- Task statement:
All lines in the data bearing the string "cabang" should be identified and copied.

- Provided entries:
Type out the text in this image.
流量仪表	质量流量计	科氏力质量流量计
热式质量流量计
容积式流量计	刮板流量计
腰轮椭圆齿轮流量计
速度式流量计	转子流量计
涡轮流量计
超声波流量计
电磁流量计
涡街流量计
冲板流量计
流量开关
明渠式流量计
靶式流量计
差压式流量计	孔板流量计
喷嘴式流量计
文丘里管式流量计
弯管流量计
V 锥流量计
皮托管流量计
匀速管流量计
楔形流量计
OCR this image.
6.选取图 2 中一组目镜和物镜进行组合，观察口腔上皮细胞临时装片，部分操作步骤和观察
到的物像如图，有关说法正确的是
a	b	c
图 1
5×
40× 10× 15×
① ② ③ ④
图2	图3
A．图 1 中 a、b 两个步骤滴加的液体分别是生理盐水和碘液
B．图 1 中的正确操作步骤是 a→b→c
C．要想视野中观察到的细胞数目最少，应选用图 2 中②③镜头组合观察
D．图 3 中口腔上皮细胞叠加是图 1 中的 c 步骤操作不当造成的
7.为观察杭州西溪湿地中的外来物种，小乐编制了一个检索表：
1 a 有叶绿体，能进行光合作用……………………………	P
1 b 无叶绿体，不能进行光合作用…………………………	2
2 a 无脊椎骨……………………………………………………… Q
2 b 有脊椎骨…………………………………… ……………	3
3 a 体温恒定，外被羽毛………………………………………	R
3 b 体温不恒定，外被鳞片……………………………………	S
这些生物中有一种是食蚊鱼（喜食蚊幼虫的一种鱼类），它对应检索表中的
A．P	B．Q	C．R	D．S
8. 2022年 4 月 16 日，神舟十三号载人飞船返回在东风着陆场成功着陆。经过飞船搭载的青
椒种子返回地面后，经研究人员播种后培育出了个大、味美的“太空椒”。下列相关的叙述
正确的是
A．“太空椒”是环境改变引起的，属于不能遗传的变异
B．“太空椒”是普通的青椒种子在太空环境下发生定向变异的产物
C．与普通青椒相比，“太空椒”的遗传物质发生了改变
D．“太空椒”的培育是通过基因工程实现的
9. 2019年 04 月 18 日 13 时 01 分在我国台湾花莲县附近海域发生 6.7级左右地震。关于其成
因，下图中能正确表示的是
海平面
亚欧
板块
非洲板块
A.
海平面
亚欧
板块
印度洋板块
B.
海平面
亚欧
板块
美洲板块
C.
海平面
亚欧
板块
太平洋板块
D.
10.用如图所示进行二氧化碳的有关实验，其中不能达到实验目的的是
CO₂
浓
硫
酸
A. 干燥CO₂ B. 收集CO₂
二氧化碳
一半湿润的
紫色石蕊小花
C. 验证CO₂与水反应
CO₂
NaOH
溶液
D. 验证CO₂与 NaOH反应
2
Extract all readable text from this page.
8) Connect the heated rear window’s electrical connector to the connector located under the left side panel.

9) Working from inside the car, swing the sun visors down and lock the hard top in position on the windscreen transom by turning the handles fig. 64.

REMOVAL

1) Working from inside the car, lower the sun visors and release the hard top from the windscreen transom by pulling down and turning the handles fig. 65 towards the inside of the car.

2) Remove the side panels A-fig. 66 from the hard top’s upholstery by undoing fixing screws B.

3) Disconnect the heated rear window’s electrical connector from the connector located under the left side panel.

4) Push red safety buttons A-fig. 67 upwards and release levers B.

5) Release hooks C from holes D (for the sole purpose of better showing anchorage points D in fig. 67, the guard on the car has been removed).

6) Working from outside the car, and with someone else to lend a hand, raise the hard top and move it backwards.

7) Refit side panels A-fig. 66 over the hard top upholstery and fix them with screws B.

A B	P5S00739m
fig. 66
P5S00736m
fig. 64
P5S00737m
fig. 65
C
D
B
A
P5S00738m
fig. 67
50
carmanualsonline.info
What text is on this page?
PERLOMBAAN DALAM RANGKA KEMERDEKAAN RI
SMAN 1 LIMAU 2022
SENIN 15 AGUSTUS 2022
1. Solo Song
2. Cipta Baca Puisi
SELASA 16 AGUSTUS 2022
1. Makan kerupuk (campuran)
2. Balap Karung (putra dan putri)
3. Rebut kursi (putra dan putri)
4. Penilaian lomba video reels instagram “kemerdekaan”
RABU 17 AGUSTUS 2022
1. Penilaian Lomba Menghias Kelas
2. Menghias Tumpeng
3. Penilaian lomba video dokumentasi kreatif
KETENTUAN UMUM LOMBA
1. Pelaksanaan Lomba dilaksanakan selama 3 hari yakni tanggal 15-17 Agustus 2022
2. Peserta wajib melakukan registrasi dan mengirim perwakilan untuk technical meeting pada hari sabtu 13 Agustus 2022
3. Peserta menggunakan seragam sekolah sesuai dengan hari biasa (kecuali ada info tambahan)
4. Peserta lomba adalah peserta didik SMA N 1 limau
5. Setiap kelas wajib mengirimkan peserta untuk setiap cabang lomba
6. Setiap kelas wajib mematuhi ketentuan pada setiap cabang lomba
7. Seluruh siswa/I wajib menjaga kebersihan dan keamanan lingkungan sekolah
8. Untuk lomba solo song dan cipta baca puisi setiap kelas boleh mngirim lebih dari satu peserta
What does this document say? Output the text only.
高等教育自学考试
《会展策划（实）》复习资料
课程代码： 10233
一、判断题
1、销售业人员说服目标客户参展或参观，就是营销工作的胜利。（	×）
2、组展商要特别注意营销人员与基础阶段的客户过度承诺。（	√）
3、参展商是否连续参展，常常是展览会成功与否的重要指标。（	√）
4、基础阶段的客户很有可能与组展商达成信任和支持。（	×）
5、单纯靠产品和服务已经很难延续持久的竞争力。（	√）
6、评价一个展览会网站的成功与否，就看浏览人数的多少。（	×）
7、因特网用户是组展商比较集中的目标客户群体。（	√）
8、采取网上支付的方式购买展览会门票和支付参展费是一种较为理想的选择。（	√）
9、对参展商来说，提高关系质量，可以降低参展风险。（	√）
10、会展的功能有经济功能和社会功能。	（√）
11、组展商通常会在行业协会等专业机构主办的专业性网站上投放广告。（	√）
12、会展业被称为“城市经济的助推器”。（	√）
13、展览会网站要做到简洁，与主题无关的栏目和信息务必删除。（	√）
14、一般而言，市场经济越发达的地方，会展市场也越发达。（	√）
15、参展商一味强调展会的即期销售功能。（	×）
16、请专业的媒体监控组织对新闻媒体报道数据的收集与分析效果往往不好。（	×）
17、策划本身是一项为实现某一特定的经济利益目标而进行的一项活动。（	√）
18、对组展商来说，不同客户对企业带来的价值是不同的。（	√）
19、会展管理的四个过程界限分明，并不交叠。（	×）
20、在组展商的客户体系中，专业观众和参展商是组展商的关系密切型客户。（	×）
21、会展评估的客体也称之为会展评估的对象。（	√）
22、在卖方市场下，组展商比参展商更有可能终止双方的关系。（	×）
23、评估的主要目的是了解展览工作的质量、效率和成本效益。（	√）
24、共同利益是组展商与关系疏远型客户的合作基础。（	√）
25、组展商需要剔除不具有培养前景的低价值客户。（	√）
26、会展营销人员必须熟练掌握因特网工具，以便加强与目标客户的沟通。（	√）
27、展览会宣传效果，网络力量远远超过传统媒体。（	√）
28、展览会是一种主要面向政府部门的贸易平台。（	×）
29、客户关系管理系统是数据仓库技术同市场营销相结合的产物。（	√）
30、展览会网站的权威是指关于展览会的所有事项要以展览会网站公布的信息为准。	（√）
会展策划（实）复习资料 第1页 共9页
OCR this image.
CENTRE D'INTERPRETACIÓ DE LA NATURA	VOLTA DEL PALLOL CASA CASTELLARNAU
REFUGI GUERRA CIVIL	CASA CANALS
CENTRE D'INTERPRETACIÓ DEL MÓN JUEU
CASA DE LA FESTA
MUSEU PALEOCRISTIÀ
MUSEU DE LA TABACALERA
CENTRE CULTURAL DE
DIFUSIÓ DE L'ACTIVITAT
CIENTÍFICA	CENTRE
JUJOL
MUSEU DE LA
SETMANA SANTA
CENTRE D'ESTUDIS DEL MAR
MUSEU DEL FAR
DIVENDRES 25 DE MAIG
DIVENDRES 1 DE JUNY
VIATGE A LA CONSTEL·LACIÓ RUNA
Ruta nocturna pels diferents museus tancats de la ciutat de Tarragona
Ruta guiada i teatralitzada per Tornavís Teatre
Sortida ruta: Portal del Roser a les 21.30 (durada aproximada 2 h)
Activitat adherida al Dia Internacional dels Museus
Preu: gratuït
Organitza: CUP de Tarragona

- Full output:
5. Setiap kelas wajib mengirimkan peserta untuk setiap cabang lomba
6. Setiap kelas wajib mematuhi ketentuan pada setiap cabang lomba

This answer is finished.